Transcribe every line, keeping it exact.
»»
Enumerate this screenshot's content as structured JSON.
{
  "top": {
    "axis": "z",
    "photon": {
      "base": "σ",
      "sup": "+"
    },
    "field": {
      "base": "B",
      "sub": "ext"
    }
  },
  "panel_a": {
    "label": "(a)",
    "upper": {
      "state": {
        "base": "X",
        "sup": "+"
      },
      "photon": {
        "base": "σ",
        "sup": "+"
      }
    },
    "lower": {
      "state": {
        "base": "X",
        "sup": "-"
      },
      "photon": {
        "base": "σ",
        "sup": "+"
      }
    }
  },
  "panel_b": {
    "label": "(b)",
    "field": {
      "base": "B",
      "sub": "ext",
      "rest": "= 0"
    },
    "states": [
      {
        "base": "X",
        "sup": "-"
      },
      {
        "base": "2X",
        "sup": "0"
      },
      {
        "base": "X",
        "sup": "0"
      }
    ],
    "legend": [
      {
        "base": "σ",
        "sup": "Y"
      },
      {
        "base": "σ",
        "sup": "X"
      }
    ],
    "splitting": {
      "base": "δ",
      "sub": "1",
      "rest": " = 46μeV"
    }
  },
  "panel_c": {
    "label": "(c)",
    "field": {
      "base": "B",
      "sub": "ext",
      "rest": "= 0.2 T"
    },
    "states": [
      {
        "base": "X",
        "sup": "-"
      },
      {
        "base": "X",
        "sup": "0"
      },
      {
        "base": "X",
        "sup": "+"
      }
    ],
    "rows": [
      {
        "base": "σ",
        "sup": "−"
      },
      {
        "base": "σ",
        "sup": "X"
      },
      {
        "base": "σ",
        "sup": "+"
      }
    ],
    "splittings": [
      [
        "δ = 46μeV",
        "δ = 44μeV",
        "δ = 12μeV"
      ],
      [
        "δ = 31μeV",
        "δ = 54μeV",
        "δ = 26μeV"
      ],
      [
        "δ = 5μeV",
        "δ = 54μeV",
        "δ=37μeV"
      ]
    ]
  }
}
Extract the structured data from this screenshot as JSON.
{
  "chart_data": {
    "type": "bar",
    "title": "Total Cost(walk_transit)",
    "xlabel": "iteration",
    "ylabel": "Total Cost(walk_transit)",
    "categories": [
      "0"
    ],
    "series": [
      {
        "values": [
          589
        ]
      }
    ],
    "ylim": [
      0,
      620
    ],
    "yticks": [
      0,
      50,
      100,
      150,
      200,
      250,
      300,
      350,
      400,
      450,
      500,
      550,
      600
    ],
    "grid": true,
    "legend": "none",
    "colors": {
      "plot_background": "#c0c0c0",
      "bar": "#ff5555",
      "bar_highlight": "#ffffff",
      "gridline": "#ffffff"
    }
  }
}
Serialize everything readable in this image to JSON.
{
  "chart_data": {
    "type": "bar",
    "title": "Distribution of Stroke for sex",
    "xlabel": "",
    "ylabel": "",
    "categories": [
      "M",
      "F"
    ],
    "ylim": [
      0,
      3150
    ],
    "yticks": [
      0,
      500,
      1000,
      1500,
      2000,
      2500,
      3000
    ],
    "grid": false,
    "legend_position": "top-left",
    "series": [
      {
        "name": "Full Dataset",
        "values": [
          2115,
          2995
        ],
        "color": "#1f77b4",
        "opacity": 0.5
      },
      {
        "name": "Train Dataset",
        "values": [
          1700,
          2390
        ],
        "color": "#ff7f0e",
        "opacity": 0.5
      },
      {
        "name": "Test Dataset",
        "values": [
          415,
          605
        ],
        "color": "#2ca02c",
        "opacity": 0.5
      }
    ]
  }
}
««
▶ _Task response_
Enumerate this screenshot's content as structured JSON.
{
  "top": {
    "axis": "z",
    "photon": {
      "base": "σ",
      "sup": "+"
    },
    "field": {
      "base": "B",
      "sub": "ext"
    }
  },
  "panel_a": {
    "label": "(a)",
    "upper": {
      "state": {
        "base": "X",
        "sup": "+"
      },
      "photon": {
        "base": "σ",
        "sup": "+"
      }
    },
    "lower": {
      "state": {
        "base": "X",
        "sup": "-"
      },
      "photon": {
        "base": "σ",
        "sup": "+"
      }
    }
  },
  "panel_b": {
    "label": "(b)",
    "field": {
      "base": "B",
      "sub": "ext",
      "rest": "= 0"
    },
    "states": [
      {
        "base": "X",
        "sup": "-"
      },
      {
        "base": "2X",
        "sup": "0"
      },
      {
        "base": "X",
        "sup": "0"
      }
    ],
    "legend": [
      {
        "base": "σ",
        "sup": "Y"
      },
      {
        "base": "σ",
        "sup": "X"
      }
    ],
    "splitting": {
      "base": "δ",
      "sub": "1",
      "rest": " = 46μeV"
    }
  },
  "panel_c": {
    "label": "(c)",
    "field": {
      "base": "B",
      "sub": "ext",
      "rest": "= 0.2 T"
    },
    "states": [
      {
        "base": "X",
        "sup": "-"
      },
      {
        "base": "X",
        "sup": "0"
      },
      {
        "base": "X",
        "sup": "+"
      }
    ],
    "rows": [
      {
        "base": "σ",
        "sup": "−"
      },
      {
        "base": "σ",
        "sup": "X"
      },
      {
        "base": "σ",
        "sup": "+"
      }
    ],
    "splittings": [
      [
        "δ = 46μeV",
        "δ = 44μeV",
        "δ = 12μeV"
      ],
      [
        "δ = 31μeV",
        "δ = 54μeV",
        "δ = 26μeV"
      ],
      [
        "δ = 5μeV",
        "δ = 54μeV",
        "δ=37μeV"
      ]
    ]
  }
}
Extract the structured data from this screenshot as JSON.
{
  "chart_data": {
    "type": "bar",
    "title": "Total Cost(walk_transit)",
    "xlabel": "iteration",
    "ylabel": "Total Cost(walk_transit)",
    "categories": [
      "0"
    ],
    "series": [
      {
        "values": [
          589
        ]
      }
    ],
    "ylim": [
      0,
      620
    ],
    "yticks": [
      0,
      50,
      100,
      150,
      200,
      250,
      300,
      350,
      400,
      450,
      500,
      550,
      600
    ],
    "grid": true,
    "legend": "none",
    "colors": {
      "plot_background": "#c0c0c0",
      "bar": "#ff5555",
      "bar_highlight": "#ffffff",
      "gridline": "#ffffff"
    }
  }
}
Serialize everything readable in this image to JSON.
{
  "chart_data": {
    "type": "bar",
    "title": "Distribution of Stroke for sex",
    "xlabel": "",
    "ylabel": "",
    "categories": [
      "M",
      "F"
    ],
    "ylim": [
      0,
      3150
    ],
    "yticks": [
      0,
      500,
      1000,
      1500,
      2000,
      2500,
      3000
    ],
    "grid": false,
    "legend_position": "top-left",
    "series": [
      {
        "name": "Full Dataset",
        "values": [
          2115,
          2995
        ],
        "color": "#1f77b4",
        "opacity": 0.5
      },
      {
        "name": "Train Dataset",
        "values": [
          1700,
          2390
        ],
        "color": "#ff7f0e",
        "opacity": 0.5
      },
      {
        "name": "Test Dataset",
        "values": [
          415,
          605
        ],
        "color": "#2ca02c",
        "opacity": 0.5
      }
    ]
  }
}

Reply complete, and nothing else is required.